[Stored data]
-=-=-
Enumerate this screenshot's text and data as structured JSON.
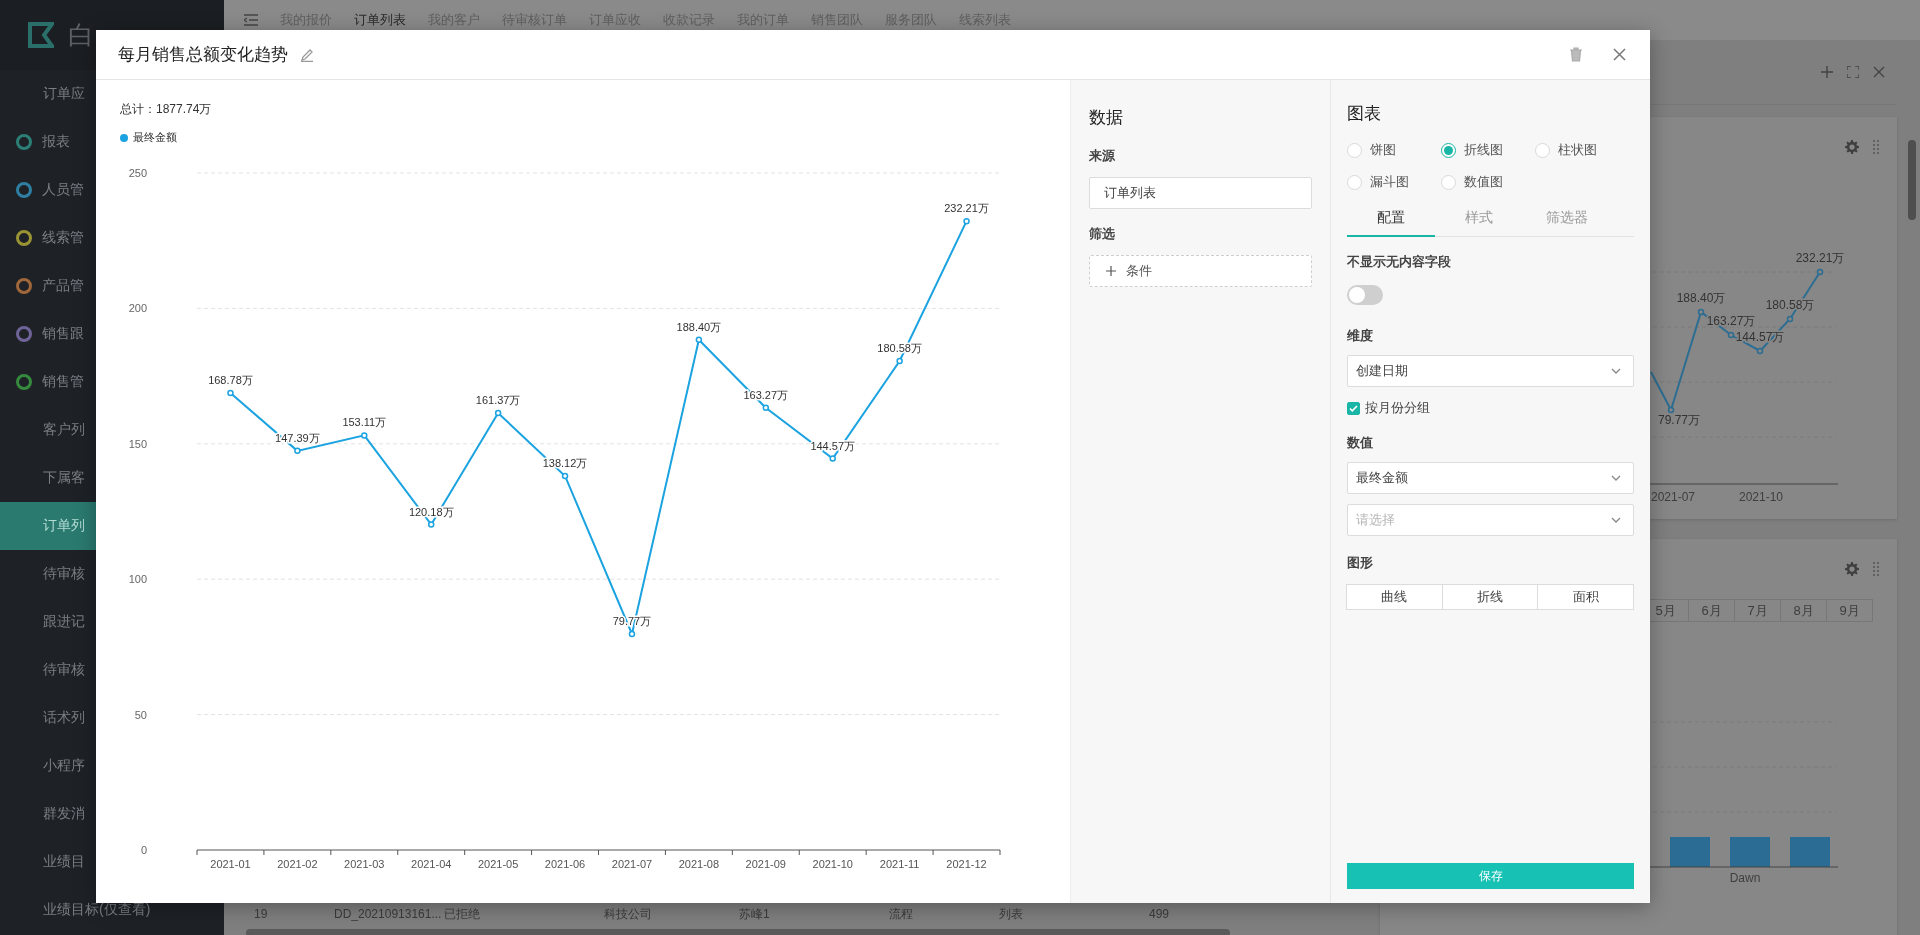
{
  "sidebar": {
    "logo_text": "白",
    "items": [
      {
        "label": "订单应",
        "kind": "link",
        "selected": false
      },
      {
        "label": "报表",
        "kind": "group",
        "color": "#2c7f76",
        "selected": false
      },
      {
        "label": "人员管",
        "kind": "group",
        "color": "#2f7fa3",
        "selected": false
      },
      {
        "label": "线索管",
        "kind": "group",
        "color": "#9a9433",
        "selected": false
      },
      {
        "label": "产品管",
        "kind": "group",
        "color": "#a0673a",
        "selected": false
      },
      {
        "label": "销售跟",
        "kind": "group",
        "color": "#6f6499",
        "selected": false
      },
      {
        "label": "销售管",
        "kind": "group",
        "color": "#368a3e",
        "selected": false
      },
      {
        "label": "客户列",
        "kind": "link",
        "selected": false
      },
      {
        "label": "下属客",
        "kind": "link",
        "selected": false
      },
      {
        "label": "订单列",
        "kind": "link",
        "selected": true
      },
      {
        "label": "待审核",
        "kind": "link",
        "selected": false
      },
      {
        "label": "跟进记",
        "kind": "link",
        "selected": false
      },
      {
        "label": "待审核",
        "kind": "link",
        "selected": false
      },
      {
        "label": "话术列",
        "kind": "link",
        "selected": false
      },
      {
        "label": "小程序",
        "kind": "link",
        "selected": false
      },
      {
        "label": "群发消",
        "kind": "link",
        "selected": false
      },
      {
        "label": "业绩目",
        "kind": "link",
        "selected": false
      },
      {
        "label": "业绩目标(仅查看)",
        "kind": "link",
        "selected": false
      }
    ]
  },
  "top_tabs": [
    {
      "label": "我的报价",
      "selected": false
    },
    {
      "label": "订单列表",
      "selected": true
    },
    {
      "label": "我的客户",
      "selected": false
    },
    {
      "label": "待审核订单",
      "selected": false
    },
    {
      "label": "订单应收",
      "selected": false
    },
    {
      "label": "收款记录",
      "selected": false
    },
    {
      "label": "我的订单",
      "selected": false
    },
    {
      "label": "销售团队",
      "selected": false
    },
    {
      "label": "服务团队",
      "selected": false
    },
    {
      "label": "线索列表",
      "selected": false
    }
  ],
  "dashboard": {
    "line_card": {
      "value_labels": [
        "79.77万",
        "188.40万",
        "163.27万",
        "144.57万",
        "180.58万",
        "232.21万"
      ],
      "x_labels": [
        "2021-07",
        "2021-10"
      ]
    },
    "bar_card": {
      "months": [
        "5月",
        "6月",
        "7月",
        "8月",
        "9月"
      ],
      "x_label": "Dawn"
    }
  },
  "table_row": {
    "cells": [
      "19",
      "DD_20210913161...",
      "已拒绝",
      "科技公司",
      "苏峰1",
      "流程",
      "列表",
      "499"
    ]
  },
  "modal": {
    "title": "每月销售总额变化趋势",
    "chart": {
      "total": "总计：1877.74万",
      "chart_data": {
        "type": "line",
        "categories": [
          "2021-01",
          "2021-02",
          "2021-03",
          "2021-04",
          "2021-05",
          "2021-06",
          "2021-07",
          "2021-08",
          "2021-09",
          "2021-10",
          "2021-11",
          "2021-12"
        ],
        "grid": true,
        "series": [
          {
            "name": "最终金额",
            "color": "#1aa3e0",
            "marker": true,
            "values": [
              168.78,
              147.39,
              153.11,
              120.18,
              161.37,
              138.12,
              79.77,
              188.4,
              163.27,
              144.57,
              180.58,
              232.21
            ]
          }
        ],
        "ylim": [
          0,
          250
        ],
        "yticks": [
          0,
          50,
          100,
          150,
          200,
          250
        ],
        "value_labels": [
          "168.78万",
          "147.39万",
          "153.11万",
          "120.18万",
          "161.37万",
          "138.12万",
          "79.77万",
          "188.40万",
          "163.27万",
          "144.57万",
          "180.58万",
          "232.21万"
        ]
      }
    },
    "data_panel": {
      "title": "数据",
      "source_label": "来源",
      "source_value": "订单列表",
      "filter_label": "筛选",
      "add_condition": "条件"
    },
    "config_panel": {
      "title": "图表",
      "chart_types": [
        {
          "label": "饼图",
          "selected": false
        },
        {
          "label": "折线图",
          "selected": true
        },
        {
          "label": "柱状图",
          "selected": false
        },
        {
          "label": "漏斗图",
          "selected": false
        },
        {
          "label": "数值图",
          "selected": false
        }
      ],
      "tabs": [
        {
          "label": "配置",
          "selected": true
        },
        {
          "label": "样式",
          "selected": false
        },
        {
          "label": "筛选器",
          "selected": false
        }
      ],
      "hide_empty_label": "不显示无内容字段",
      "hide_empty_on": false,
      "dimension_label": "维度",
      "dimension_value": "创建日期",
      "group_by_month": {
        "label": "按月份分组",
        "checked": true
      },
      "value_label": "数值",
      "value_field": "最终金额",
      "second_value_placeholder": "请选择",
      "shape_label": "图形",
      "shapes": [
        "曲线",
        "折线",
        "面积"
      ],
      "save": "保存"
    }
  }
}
-=-=-
* What to do
Above are some records. Count the lines among them with the word "color", and answer with the number only.

* Exercise output
7